Arch Neurol 2002 Jun;59(6):929-33
Alvarez-Lafuente R, Martin-Estefania C, de Las Heras V, Castrillo C, Picazo JJ, Varela de Seijas E, Gonzalez RA.
Servicio de Neurologia, Hospital Clinico San Carlos, C/Martin Lagos s/n, 28040 Madrid, Spain.
Human herpesvirus 6 (HHV-6) has been linked with multiple sclerosis (MS).
To determine HHV-6 viral load in patients with MS, and to analyze separately its 2 variants, HHV-6A and HHV-6B.
PATIENTS AND METHODS:
We analyzed 149 blood and serum samples; 103 were from patients with relapsing-remitting MS (33 during an MS relapse and 70 during remission), and 46 were from healthy blood donors. To determine whether the HHV-6 genome and its variants were present, we analyzed viral DNA using quantitative real-time polymerase chain reaction, which has a sensitivity of 1 copy.
We found HHV-6 DNA in the peripheral blood mononuclear cells of 53.4% of patients and 30.4% of healthy blood donors; HHV-6A was found in 20.4% of patients and 4.4% of controls, and HHV-6B was found in 33.0% vs 26.1%, respectively. Mean viral load in both groups was 7.4 copies of HHV-6 per microgram of DNA (range, 1-15 copies). Analysis of serum samples showed that none of the healthy blood donors were positive for HHV-6, although 14.6% of patients were positive for the virus, specifically the HHV-6A variant. There was no difference between patients during remission or relapse. Mean viral load was 26.3 copies/microg microgram of DNA (range, 1-86 copies).
Despite the low viral load and the lack of clinical correlation, and given the biological characteristics of the virus, our results suggest that there was active HHV-6A infection in 14.6% of patients with MS. Further quantitative real-time polymerase chain reaction studies will help us understand the clinical significance of such a low viral load.

+ + + + +

• [Work to complete]
**a.** Duplicate the abstract on HHV-6 and multiple sclerosis from "To determine HHV-6" up to and including "sensitivity of 1 copy.".
**b.** Answer these questions using the abstract on HHV-6 and multiple sclerosis.
(i) How many of the analyzed samples came from healthy blood donors?
(ii) What percentage of patients had HHV-6A found in their peripheral blood mononuclear cells?
(iii) What sensitivity does the quantitative real-time polymerase chain reaction have?

+ + + + +

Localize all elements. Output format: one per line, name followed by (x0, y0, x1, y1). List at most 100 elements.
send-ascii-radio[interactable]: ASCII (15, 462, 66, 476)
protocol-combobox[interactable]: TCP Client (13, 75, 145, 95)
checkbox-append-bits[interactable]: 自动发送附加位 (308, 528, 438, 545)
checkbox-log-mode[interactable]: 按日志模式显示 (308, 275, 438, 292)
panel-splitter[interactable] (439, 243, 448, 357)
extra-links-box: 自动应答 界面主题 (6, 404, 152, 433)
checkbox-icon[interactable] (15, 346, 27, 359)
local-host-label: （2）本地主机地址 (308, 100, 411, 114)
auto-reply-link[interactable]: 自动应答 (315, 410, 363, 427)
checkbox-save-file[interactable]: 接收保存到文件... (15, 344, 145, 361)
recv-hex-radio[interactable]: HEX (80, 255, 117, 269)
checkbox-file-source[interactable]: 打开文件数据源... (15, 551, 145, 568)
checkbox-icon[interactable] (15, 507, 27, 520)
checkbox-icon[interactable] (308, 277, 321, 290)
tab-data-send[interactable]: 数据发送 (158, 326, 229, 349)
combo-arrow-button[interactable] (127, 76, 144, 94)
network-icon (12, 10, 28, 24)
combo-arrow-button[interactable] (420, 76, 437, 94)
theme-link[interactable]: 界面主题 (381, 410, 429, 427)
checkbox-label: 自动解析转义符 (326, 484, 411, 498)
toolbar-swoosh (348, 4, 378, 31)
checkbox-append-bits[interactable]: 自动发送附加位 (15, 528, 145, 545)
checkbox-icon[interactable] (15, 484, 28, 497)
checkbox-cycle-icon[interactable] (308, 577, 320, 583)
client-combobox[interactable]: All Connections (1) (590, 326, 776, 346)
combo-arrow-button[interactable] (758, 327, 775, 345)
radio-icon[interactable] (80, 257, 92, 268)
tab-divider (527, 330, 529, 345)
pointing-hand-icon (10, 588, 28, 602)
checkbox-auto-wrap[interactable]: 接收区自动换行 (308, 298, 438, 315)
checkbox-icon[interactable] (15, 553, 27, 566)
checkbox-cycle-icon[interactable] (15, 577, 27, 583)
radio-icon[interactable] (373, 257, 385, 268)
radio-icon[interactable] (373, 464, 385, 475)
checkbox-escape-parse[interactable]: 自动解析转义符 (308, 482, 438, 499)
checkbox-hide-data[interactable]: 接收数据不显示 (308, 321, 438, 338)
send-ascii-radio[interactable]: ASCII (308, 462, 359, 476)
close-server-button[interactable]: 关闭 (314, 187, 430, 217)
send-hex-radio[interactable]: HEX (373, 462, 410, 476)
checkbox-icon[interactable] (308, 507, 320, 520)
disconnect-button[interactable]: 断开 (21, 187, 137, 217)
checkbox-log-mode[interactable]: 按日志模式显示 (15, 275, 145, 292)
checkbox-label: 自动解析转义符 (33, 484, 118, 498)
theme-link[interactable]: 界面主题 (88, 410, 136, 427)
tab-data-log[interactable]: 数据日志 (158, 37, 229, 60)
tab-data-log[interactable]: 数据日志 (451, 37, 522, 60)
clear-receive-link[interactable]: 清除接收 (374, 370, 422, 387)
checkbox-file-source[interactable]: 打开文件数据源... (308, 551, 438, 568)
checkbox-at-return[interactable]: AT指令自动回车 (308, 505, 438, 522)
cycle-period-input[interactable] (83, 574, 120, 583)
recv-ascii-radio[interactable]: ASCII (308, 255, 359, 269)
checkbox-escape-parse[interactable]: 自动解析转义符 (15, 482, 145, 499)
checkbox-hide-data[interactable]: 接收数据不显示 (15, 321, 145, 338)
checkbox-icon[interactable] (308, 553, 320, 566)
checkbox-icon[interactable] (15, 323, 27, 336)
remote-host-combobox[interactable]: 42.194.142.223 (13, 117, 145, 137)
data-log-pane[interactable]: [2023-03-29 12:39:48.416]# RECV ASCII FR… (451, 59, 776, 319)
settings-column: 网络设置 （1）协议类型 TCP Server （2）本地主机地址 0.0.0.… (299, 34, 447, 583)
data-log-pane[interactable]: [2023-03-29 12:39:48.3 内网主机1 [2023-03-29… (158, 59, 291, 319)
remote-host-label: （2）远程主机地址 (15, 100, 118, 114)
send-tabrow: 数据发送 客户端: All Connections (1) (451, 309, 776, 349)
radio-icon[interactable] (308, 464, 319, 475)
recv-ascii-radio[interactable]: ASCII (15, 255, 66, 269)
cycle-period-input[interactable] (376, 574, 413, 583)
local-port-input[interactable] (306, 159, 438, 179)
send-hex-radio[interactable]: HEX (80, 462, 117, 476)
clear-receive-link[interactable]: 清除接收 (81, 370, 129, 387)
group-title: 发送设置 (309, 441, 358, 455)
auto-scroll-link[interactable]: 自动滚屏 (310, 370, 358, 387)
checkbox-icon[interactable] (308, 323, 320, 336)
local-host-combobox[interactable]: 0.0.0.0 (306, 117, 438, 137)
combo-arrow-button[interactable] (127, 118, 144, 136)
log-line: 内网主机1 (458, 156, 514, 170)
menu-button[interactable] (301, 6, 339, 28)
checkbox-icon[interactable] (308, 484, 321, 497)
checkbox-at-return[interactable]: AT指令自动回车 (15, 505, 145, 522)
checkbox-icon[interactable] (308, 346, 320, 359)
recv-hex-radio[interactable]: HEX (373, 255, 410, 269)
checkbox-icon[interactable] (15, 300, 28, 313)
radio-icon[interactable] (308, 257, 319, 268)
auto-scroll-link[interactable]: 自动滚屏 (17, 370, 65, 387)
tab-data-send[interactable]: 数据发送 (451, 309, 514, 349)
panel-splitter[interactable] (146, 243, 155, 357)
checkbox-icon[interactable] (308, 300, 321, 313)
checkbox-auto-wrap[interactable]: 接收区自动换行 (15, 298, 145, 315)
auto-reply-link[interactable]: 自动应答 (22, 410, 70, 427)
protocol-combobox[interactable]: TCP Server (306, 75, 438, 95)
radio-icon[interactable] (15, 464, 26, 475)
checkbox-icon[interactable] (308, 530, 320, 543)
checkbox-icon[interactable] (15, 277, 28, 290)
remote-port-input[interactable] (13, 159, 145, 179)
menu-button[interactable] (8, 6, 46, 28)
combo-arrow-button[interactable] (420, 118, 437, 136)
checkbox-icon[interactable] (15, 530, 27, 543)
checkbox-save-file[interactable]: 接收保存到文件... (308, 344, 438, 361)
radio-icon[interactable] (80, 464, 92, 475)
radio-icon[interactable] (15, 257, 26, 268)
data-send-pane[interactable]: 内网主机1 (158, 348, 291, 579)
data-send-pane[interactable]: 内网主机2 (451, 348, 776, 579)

+ + + + +

• [Solutions to the tasks]
**a.**
To determine HHV-6 viral load in patients with MS, and to analyze separately its 2 variants, HHV-6A and HHV-6B.
PATIENTS AND METHODS:
We analyzed 149 blood and serum samples; 103 were from patients with relapsing-remitting MS (33 during an MS relapse and 70 during remission), and 46 were from healthy blood donors. To determine whether the HHV-6 genome and its variants were present, we analyzed viral DNA using quantitative real-time polymerase chain reaction, which has a sensitivity of 1 copy.

**b.**
(i) 46
(ii) 20.4%
(iii) 1 copy